▸ Written request: Reproduce the stretch of the covering letter advice below from "Your covering letter is" through "want to do it.".

▸ Quoted text:
________________________________________

Your covering letter is a polite and professional introduction that relates your attributes, achievements, and experience to a particular opportunity and organisation.
You should normally send your covering letter (or some form of supporting statement) with your CV.
An employer's perspective
When we read covering letters we look for someone who can demonstrate a strong 'can do' attitude to work.
They might not necessarily have the knowledge, but more important to us is that they are able to articulate their determination to really want to do it.
We also want someone to be confident enough to challenge and also reflect on what they do, as this process is key to self-improvement.
Jane Shepherd, Shepherd PR
Content of a covering letter
Always think carefully about what the employer is seeking and try to shape your own experience around their criteria. As with CV preparation, try and find out which skills and experience are required.
Typically an employer would want to know:
- your qualifications and training, although be careful not to just repeat what’s on your CV
- any relevant work experience - this can include voluntary work and projects
- evidence of certain skills such as teamwork and communication
- evidence of attributes and competencies such as resilience and adaptability
- why their organisation appeals toyou
It’s important that you take time to think why that organisation appeals to you. Show you have undertaken some research on the company and the sector and ask yourself what makes them different to their competitors.

________________________________________

▸ Given information:

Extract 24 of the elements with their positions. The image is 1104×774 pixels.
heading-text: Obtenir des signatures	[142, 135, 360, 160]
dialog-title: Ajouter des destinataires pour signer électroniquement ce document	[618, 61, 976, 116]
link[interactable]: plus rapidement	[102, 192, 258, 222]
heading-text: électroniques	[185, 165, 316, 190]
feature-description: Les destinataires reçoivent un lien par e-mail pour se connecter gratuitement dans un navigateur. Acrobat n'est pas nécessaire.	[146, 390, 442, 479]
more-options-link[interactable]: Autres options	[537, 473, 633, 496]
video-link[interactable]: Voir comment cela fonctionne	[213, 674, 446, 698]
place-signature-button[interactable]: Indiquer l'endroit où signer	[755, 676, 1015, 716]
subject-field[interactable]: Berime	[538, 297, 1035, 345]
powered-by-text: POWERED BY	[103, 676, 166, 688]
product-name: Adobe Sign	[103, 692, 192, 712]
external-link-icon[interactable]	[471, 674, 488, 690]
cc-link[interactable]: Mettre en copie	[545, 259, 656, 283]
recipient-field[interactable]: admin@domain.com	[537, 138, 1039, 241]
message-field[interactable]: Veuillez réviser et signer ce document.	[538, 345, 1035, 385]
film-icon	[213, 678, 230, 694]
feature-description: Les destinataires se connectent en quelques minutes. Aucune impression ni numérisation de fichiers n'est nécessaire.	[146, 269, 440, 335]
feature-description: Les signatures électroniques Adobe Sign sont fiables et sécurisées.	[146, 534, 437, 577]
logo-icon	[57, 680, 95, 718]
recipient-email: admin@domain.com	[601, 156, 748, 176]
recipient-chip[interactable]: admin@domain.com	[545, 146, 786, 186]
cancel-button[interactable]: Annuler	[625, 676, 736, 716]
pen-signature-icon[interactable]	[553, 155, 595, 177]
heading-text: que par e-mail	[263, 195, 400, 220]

________________________________________

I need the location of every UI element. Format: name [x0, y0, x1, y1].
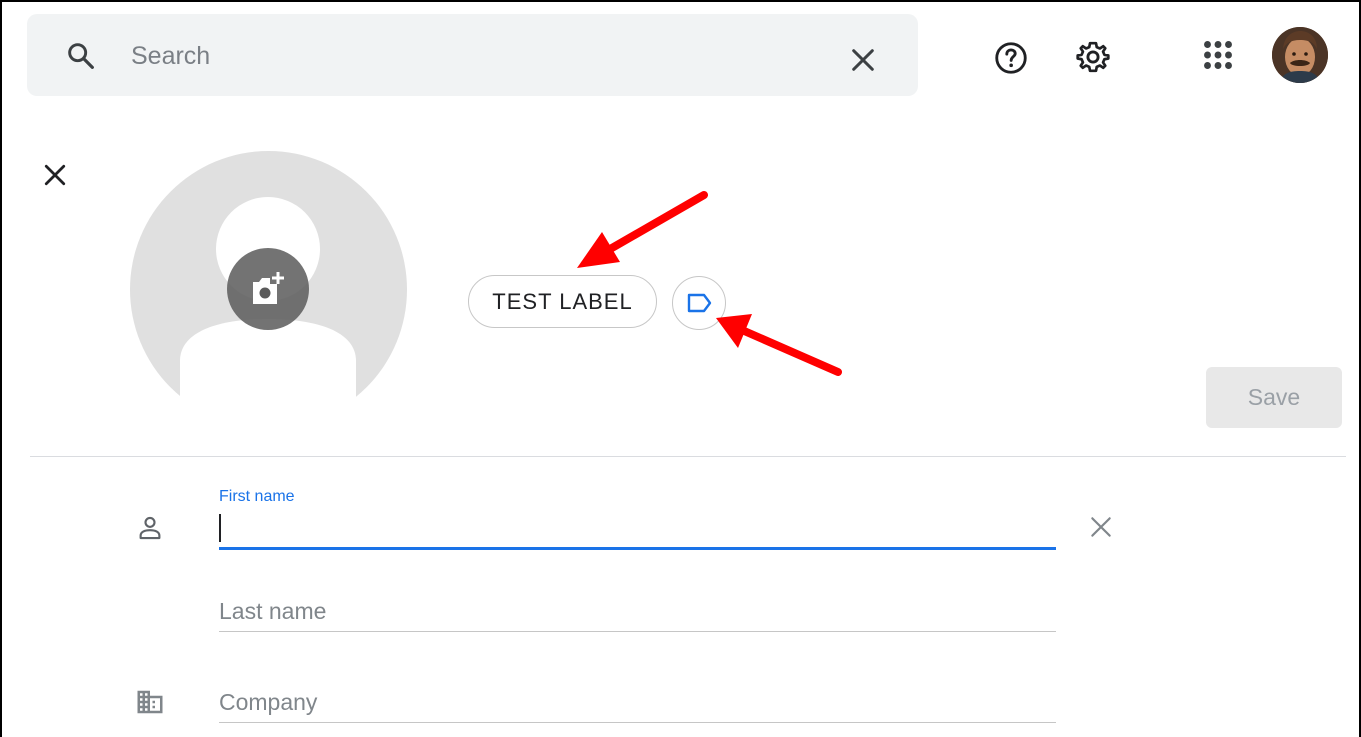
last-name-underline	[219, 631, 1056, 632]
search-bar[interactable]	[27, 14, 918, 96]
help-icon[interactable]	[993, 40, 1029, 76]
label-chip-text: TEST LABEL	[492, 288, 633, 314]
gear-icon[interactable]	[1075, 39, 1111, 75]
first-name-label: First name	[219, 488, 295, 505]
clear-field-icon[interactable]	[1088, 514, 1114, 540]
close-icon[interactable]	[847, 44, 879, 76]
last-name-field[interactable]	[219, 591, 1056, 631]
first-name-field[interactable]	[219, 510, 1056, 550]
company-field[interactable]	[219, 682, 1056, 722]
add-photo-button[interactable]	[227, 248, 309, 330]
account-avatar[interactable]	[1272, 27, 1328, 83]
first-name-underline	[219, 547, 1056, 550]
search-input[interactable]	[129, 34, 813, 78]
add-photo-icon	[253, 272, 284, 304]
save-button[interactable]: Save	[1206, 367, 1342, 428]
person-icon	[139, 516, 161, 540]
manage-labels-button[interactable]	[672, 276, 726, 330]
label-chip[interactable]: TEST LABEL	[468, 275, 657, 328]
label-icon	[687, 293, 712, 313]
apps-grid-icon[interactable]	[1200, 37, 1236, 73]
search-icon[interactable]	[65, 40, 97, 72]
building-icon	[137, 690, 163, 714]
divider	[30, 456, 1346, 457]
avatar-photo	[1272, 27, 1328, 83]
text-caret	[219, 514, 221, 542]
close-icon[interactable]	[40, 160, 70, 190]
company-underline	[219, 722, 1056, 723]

________________________________________

▸ Output:
Your covering letter is a polite and professional introduction that relates your attributes, achievements, and experience to a particular opportunity and organisation.
You should normally send your covering letter (or some form of supporting statement) with your CV.
An employer's perspective
When we read covering letters we look for someone who can demonstrate a strong 'can do' attitude to work.
They might not necessarily have the knowledge, but more important to us is that they are able to articulate their determination to really want to do it.